SET TASK —
Transcribe the material exactly. Images do not belong in the copy.

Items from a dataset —
=======

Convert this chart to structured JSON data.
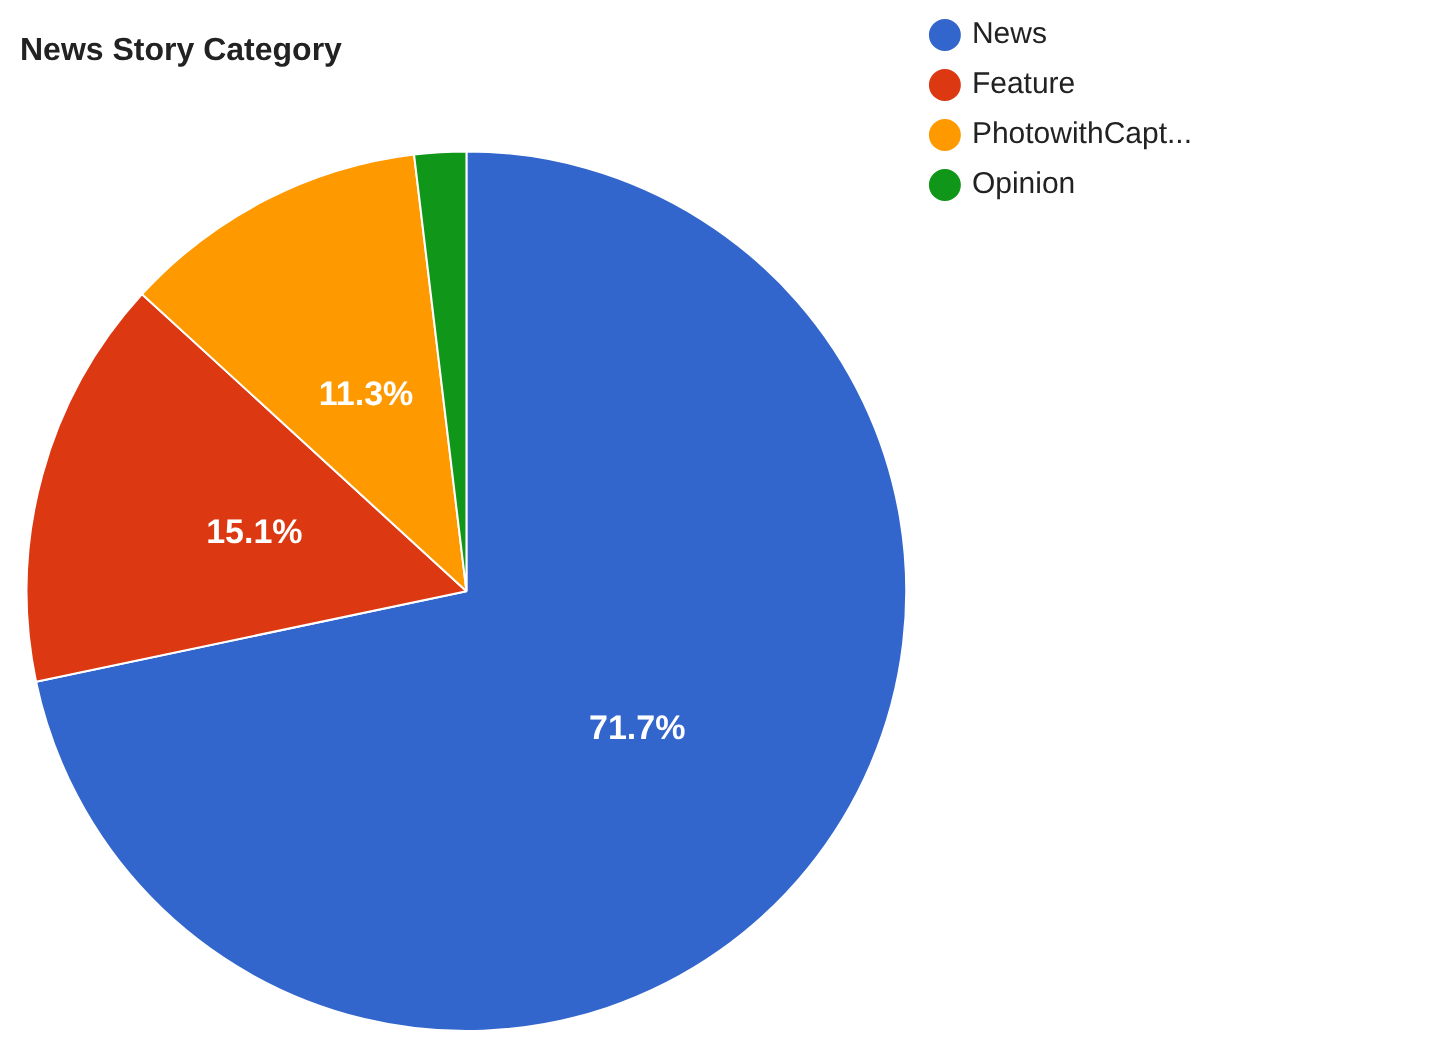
{
  "chart_data": {
    "type": "pie",
    "title": "News Story Category",
    "categories": [
      "News",
      "Feature",
      "PhotowithCapt...",
      "Opinion"
    ],
    "values": [
      71.7,
      15.1,
      11.3,
      1.9
    ],
    "colors": [
      "#3366cc",
      "#dc3912",
      "#ff9900",
      "#109618"
    ],
    "value_labels": [
      "71.7%",
      "15.1%",
      "11.3%",
      null
    ],
    "legend": "top right"
  }
}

=======

OUTPUT OF THE EXERCISE —
Convert this chart to structured JSON data.
{
  "chart_data": {
    "type": "pie",
    "title": "News Story Category",
    "categories": [
      "News",
      "Feature",
      "PhotowithCapt...",
      "Opinion"
    ],
    "values": [
      71.7,
      15.1,
      11.3,
      1.9
    ],
    "colors": [
      "#3366cc",
      "#dc3912",
      "#ff9900",
      "#109618"
    ],
    "value_labels": [
      "71.7%",
      "15.1%",
      "11.3%",
      null
    ],
    "legend": "top right"
  }
}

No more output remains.